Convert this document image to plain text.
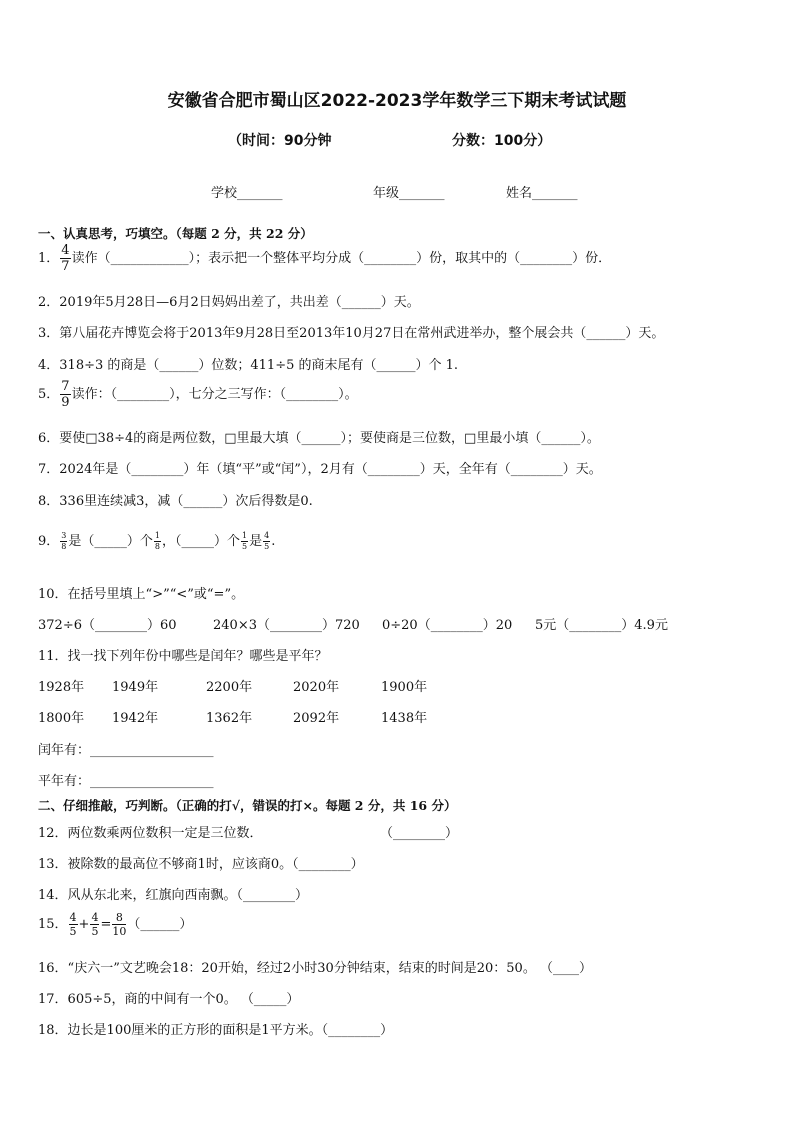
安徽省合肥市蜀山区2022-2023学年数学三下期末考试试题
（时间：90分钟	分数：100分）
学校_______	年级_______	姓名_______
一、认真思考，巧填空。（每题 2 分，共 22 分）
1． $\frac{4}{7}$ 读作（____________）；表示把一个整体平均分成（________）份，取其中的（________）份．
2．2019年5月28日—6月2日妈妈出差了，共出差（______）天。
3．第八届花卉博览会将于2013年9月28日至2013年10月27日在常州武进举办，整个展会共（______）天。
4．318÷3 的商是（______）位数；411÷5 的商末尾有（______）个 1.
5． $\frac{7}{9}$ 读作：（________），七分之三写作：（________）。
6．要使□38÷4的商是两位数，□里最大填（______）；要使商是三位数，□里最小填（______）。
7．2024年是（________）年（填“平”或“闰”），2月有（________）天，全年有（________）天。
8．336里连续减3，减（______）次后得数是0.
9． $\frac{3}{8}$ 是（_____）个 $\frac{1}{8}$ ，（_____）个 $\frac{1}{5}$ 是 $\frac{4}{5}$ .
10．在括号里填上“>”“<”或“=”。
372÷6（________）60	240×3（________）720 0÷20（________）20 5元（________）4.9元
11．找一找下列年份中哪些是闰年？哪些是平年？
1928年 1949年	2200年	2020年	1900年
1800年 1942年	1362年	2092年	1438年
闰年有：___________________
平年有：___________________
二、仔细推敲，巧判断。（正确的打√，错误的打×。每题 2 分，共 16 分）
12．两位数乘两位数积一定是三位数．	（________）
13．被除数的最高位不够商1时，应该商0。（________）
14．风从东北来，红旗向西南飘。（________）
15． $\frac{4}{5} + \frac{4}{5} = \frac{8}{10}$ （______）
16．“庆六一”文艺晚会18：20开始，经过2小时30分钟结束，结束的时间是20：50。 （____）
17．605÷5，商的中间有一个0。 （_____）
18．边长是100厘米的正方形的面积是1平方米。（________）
--
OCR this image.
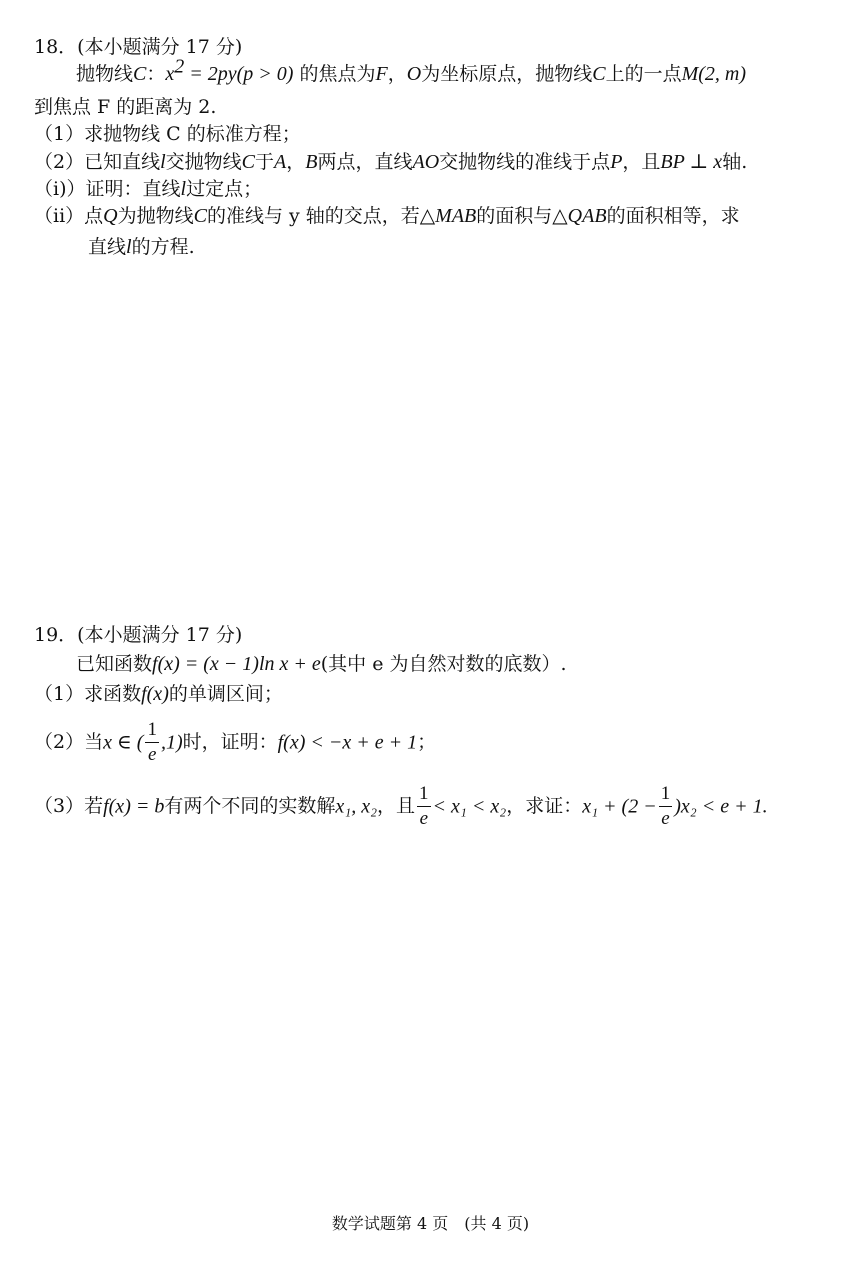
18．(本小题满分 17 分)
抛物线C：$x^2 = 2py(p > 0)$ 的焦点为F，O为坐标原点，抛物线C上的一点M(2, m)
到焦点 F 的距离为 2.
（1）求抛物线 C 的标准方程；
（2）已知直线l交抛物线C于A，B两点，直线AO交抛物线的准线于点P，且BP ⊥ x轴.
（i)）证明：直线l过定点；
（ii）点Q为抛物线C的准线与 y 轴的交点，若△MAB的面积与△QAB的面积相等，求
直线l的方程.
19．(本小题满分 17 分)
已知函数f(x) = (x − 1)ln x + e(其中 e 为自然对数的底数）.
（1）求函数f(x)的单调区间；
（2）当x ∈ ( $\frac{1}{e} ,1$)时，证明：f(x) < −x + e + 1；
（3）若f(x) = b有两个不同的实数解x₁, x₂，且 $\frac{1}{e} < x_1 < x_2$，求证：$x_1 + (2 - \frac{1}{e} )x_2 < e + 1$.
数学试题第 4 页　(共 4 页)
--
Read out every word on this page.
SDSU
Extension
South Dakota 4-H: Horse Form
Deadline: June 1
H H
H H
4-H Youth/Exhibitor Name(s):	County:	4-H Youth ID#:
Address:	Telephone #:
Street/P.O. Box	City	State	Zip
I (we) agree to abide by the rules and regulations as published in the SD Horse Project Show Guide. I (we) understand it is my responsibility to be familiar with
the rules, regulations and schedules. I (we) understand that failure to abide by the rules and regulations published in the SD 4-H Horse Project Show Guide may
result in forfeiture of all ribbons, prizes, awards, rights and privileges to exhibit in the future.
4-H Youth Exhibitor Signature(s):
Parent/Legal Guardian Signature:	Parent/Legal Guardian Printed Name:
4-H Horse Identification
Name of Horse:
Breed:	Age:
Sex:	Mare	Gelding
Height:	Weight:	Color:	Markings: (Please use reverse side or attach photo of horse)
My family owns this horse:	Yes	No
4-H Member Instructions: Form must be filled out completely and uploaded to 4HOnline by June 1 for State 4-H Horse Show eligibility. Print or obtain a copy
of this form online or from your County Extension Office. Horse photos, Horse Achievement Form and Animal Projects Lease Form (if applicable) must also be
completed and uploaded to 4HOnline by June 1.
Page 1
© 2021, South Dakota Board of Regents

◆ **Your task**: Return all the lines that contain the string "Extension".

◆ **Written answer**:
Extension
of this form online or from your County Extension Office. Horse photos, Horse Achievement Form and Animal Projects Lease Form (if applicable) must also be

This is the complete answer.